Instructions to follow: Don't copy the pictures; return every other part of the records exactly.

[Dataset records]
## start

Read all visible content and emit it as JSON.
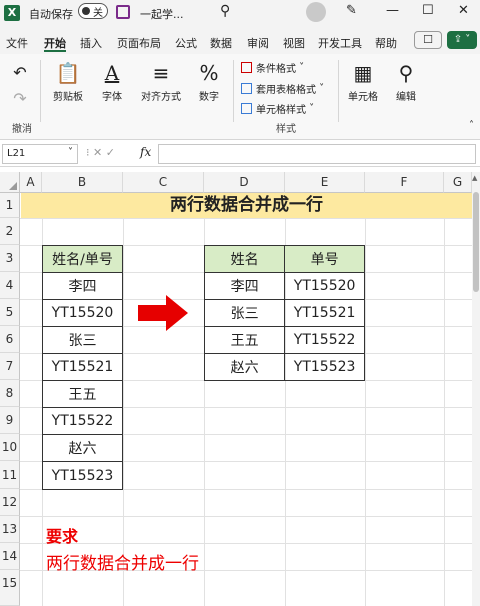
{
  "titlebar": {
    "logo": "X",
    "autosave_label": "自动保存",
    "toggle_state": "关",
    "doc_title": "一起学...",
    "search_icon": "search-icon",
    "minimize": "—",
    "maximize": "☐",
    "close": "✕"
  },
  "menu": {
    "items": [
      "文件",
      "开始",
      "插入",
      "页面布局",
      "公式",
      "数据",
      "审阅",
      "视图",
      "开发工具",
      "帮助"
    ],
    "active": "开始"
  },
  "ribbon": {
    "undo_group": "撤消",
    "clipboard": "剪贴板",
    "font": "字体",
    "align": "对齐方式",
    "number": "数字",
    "cond_format": "条件格式",
    "table_format": "套用表格格式",
    "cell_style": "单元格样式",
    "styles_group": "样式",
    "cells": "单元格",
    "edit": "编辑"
  },
  "formula_bar": {
    "name_box": "L21",
    "fx": "fx",
    "formula": ""
  },
  "columns": [
    "A",
    "B",
    "C",
    "D",
    "E",
    "F",
    "G"
  ],
  "rows": [
    "1",
    "2",
    "3",
    "4",
    "5",
    "6",
    "7",
    "8",
    "9",
    "10",
    "11",
    "12",
    "13",
    "14",
    "15"
  ],
  "sheet": {
    "title": "两行数据合并成一行",
    "left_table": [
      "姓名/单号",
      "李四",
      "YT15520",
      "张三",
      "YT15521",
      "王五",
      "YT15522",
      "赵六",
      "YT15523"
    ],
    "right_header": [
      "姓名",
      "单号"
    ],
    "right_rows": [
      [
        "李四",
        "YT15520"
      ],
      [
        "张三",
        "YT15521"
      ],
      [
        "王五",
        "YT15522"
      ],
      [
        "赵六",
        "YT15523"
      ]
    ],
    "req_title": "要求",
    "req_text": "两行数据合并成一行"
  },
  "colors": {
    "accent": "#1d6f42",
    "title_fill": "#fde9a0",
    "header_fill": "#d8ecc6",
    "arrow": "#e60000",
    "req_text": "#e00000"
  }
}
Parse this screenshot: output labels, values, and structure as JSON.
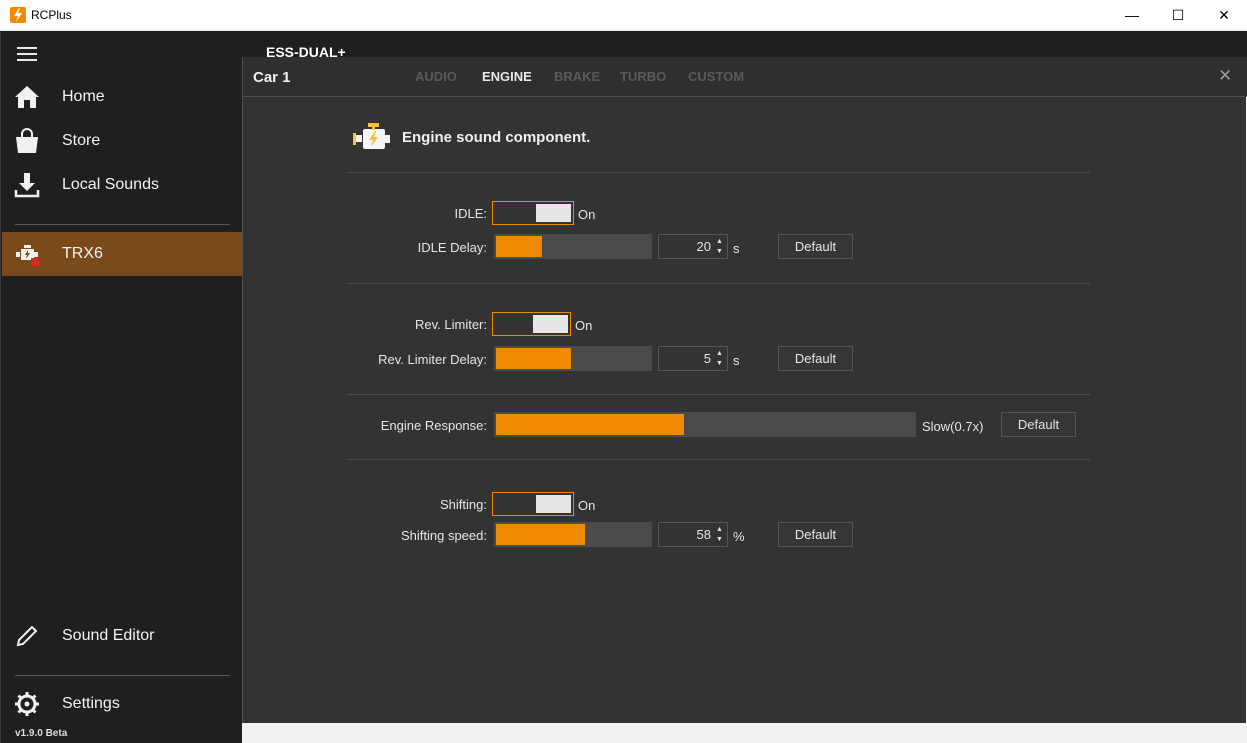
{
  "window": {
    "title": "RCPlus",
    "minimize": "—",
    "maximize": "☐",
    "close": "✕"
  },
  "sidebar": {
    "items": [
      {
        "label": "Home",
        "icon": "home-icon"
      },
      {
        "label": "Store",
        "icon": "store-bag-icon"
      },
      {
        "label": "Local Sounds",
        "icon": "download-icon"
      },
      {
        "label": "TRX6",
        "icon": "engine-icon"
      },
      {
        "label": "Sound Editor",
        "icon": "pencil-icon"
      },
      {
        "label": "Settings",
        "icon": "gear-icon"
      }
    ],
    "active_item": "TRX6",
    "version": "v1.9.0 Beta"
  },
  "background_title": "ESS-DUAL+",
  "panel": {
    "title": "Car 1",
    "tabs": [
      "AUDIO",
      "ENGINE",
      "BRAKE",
      "TURBO",
      "CUSTOM"
    ],
    "active_tab": "ENGINE",
    "close": "✕",
    "section_title": "Engine sound component.",
    "idle": {
      "label": "IDLE:",
      "state": "On"
    },
    "idle_delay": {
      "label": "IDLE Delay:",
      "value": "20",
      "unit": "s",
      "default_label": "Default",
      "fill_fraction": 0.3
    },
    "rev_limiter": {
      "label": "Rev. Limiter:",
      "state": "On"
    },
    "rev_limiter_delay": {
      "label": "Rev. Limiter Delay:",
      "value": "5",
      "unit": "s",
      "default_label": "Default",
      "fill_fraction": 0.49
    },
    "engine_response": {
      "label": "Engine Response:",
      "value_text": "Slow(0.7x)",
      "default_label": "Default",
      "fill_fraction": 0.45
    },
    "shifting": {
      "label": "Shifting:",
      "state": "On"
    },
    "shifting_speed": {
      "label": "Shifting speed:",
      "value": "58",
      "unit": "%",
      "default_label": "Default",
      "fill_fraction": 0.58
    }
  },
  "colors": {
    "accent": "#f08a00",
    "sidebar_bg": "#1f1f1f",
    "panel_bg": "#333333",
    "active_nav": "#7a4a1a"
  }
}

## end

Exercise response:
Read all visible content and emit it as JSON.
{
  "titlebar": {
    "logo": "X",
    "autosave_label": "自动保存",
    "toggle_state": "关",
    "doc_title": "一起学...",
    "search_icon": "search-icon",
    "minimize": "—",
    "maximize": "☐",
    "close": "✕"
  },
  "menu": {
    "items": [
      "文件",
      "开始",
      "插入",
      "页面布局",
      "公式",
      "数据",
      "审阅",
      "视图",
      "开发工具",
      "帮助"
    ],
    "active": "开始"
  },
  "ribbon": {
    "undo_group": "撤消",
    "clipboard": "剪贴板",
    "font": "字体",
    "align": "对齐方式",
    "number": "数字",
    "cond_format": "条件格式",
    "table_format": "套用表格格式",
    "cell_style": "单元格样式",
    "styles_group": "样式",
    "cells": "单元格",
    "edit": "编辑"
  },
  "formula_bar": {
    "name_box": "L21",
    "fx": "fx",
    "formula": ""
  },
  "columns": [
    "A",
    "B",
    "C",
    "D",
    "E",
    "F",
    "G"
  ],
  "rows": [
    "1",
    "2",
    "3",
    "4",
    "5",
    "6",
    "7",
    "8",
    "9",
    "10",
    "11",
    "12",
    "13",
    "14",
    "15"
  ],
  "sheet": {
    "title": "两行数据合并成一行",
    "left_table": [
      "姓名/单号",
      "李四",
      "YT15520",
      "张三",
      "YT15521",
      "王五",
      "YT15522",
      "赵六",
      "YT15523"
    ],
    "right_header": [
      "姓名",
      "单号"
    ],
    "right_rows": [
      [
        "李四",
        "YT15520"
      ],
      [
        "张三",
        "YT15521"
      ],
      [
        "王五",
        "YT15522"
      ],
      [
        "赵六",
        "YT15523"
      ]
    ],
    "req_title": "要求",
    "req_text": "两行数据合并成一行"
  },
  "colors": {
    "accent": "#1d6f42",
    "title_fill": "#fde9a0",
    "header_fill": "#d8ecc6",
    "arrow": "#e60000",
    "req_text": "#e00000"
  }
}
Parse this screenshot: output labels, values, and structure as JSON.
{
  "window": {
    "title": "RCPlus",
    "minimize": "—",
    "maximize": "☐",
    "close": "✕"
  },
  "sidebar": {
    "items": [
      {
        "label": "Home",
        "icon": "home-icon"
      },
      {
        "label": "Store",
        "icon": "store-bag-icon"
      },
      {
        "label": "Local Sounds",
        "icon": "download-icon"
      },
      {
        "label": "TRX6",
        "icon": "engine-icon"
      },
      {
        "label": "Sound Editor",
        "icon": "pencil-icon"
      },
      {
        "label": "Settings",
        "icon": "gear-icon"
      }
    ],
    "active_item": "TRX6",
    "version": "v1.9.0 Beta"
  },
  "background_title": "ESS-DUAL+",
  "panel": {
    "title": "Car 1",
    "tabs": [
      "AUDIO",
      "ENGINE",
      "BRAKE",
      "TURBO",
      "CUSTOM"
    ],
    "active_tab": "ENGINE",
    "close": "✕",
    "section_title": "Engine sound component.",
    "idle": {
      "label": "IDLE:",
      "state": "On"
    },
    "idle_delay": {
      "label": "IDLE Delay:",
      "value": "20",
      "unit": "s",
      "default_label": "Default",
      "fill_fraction": 0.3
    },
    "rev_limiter": {
      "label": "Rev. Limiter:",
      "state": "On"
    },
    "rev_limiter_delay": {
      "label": "Rev. Limiter Delay:",
      "value": "5",
      "unit": "s",
      "default_label": "Default",
      "fill_fraction": 0.49
    },
    "engine_response": {
      "label": "Engine Response:",
      "value_text": "Slow(0.7x)",
      "default_label": "Default",
      "fill_fraction": 0.45
    },
    "shifting": {
      "label": "Shifting:",
      "state": "On"
    },
    "shifting_speed": {
      "label": "Shifting speed:",
      "value": "58",
      "unit": "%",
      "default_label": "Default",
      "fill_fraction": 0.58
    }
  },
  "colors": {
    "accent": "#f08a00",
    "sidebar_bg": "#1f1f1f",
    "panel_bg": "#333333",
    "active_nav": "#7a4a1a"
  }
}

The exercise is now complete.